### STATED PROBLEM:
Filter the entries and keep only the lines where the string "JSON" appears.

### GIVEN ENTRIES:

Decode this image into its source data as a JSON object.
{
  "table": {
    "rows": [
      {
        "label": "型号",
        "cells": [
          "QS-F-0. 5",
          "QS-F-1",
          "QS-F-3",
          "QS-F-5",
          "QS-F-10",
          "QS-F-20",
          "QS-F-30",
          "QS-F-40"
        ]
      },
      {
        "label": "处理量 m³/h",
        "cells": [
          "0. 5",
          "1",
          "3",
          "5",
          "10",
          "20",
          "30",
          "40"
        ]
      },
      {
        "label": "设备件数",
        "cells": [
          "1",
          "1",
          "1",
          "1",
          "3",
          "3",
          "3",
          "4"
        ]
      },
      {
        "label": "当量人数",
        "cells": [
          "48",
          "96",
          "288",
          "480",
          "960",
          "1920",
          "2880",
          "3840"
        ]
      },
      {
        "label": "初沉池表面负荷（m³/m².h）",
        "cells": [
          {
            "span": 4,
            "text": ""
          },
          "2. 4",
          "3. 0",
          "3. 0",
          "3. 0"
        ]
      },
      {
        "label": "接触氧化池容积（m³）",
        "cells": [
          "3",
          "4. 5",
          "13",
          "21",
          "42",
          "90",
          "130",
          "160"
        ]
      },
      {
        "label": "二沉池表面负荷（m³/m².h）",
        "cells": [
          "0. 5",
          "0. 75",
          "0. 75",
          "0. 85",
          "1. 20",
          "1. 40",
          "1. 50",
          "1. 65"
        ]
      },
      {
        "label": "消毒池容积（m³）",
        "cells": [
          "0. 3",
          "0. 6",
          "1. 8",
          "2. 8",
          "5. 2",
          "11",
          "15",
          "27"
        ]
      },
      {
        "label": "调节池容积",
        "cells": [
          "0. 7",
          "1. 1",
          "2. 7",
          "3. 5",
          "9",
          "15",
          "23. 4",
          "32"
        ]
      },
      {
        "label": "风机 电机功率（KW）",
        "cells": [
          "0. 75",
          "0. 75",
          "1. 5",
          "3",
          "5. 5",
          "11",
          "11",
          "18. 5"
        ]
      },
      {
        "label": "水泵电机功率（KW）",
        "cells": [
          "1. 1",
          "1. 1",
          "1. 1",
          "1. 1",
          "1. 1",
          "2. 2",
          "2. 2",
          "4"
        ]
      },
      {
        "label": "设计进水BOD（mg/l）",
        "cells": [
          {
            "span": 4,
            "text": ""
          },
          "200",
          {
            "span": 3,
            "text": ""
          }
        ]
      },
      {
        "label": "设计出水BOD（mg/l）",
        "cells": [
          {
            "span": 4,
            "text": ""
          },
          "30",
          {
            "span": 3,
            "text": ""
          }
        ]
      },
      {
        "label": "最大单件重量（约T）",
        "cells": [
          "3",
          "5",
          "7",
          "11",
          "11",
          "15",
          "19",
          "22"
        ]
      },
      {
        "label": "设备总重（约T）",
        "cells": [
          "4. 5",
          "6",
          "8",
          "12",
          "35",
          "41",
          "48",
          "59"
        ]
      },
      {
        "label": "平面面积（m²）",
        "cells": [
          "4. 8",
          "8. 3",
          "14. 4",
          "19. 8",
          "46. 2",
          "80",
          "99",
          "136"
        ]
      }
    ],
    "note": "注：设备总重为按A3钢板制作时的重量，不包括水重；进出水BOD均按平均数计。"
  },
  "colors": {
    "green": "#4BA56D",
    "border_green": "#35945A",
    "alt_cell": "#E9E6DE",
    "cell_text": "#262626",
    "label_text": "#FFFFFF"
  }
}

---

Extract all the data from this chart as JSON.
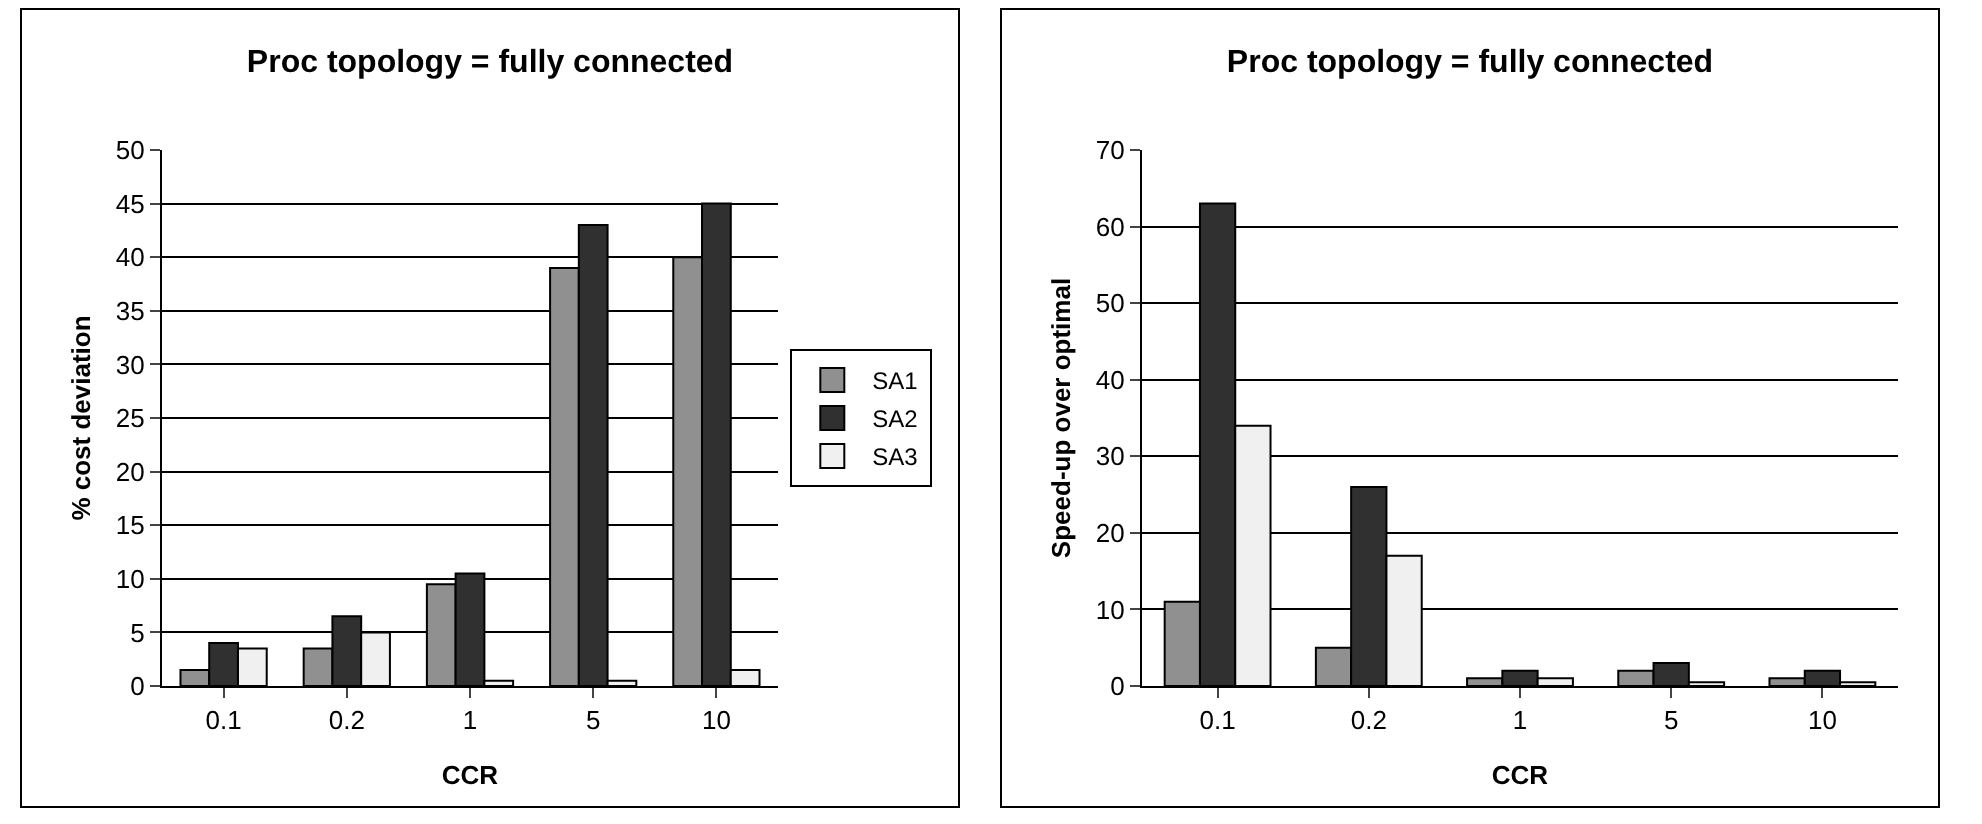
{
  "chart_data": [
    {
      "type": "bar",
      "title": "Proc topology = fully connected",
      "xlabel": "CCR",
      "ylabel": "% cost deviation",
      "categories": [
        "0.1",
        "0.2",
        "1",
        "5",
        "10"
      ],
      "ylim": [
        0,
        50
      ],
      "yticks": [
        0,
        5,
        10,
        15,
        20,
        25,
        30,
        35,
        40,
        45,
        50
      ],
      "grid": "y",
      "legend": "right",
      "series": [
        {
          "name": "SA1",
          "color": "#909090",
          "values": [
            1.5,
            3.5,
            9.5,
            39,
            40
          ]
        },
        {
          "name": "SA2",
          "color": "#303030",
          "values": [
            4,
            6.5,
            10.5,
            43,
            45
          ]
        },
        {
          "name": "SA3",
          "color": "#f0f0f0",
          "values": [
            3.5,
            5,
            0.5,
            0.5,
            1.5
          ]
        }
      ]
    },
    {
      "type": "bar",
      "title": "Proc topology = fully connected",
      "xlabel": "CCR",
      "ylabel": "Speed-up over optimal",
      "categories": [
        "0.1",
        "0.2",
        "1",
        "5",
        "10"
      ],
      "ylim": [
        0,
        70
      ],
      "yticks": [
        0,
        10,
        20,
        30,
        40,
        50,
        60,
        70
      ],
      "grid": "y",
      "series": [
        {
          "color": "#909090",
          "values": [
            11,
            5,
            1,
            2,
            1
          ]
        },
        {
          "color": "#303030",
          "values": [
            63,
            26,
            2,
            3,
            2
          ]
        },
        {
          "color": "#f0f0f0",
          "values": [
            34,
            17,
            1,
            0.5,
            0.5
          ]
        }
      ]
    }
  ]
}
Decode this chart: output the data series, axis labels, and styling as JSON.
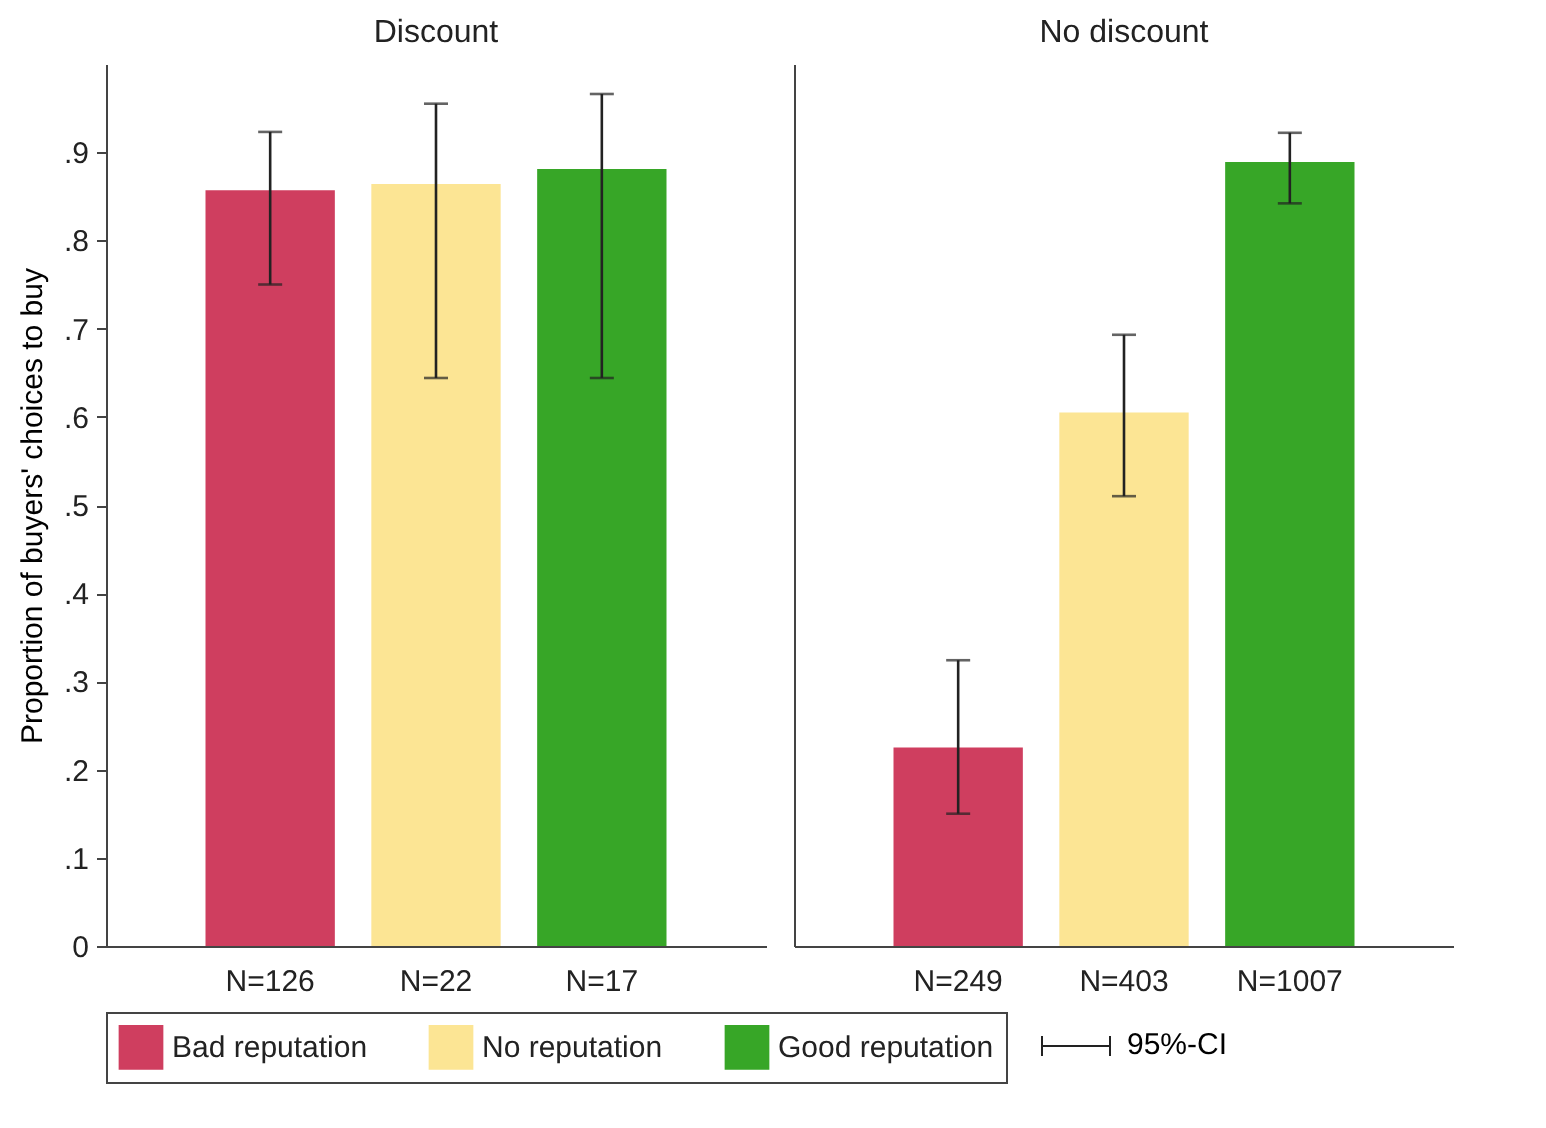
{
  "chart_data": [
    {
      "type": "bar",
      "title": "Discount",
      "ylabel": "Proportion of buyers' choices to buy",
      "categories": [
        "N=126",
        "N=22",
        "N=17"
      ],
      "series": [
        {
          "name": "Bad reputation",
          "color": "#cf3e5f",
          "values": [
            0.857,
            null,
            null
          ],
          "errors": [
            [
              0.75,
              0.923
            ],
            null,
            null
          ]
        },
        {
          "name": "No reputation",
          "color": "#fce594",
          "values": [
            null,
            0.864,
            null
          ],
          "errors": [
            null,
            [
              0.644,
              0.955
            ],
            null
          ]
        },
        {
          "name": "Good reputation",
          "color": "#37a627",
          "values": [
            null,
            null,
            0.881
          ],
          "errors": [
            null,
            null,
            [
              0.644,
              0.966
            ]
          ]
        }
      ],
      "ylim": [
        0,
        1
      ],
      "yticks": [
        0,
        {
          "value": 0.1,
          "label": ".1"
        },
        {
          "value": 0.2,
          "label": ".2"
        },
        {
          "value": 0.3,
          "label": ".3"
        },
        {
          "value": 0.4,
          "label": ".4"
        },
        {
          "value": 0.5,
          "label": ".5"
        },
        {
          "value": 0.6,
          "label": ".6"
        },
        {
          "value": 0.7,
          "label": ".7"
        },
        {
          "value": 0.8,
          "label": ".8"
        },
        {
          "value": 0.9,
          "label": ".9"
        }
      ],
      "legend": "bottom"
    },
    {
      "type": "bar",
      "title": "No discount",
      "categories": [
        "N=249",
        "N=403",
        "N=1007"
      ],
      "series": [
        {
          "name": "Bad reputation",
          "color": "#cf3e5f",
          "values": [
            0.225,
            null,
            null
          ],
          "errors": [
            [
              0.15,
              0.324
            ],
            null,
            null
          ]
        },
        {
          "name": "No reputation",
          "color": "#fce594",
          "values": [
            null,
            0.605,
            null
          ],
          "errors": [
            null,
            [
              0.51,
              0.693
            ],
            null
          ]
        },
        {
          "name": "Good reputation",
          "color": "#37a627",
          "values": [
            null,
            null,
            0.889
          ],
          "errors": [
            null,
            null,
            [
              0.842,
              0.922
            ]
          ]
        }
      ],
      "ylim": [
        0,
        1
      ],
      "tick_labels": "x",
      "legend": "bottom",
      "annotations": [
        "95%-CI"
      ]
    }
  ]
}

### RESULT OF THE EXERCISE:
Decode this image into its source data as a JSON object.
Extract all the data from this chart as JSON.
Decode this chart: output the data series, axis labels, and styling as JSON.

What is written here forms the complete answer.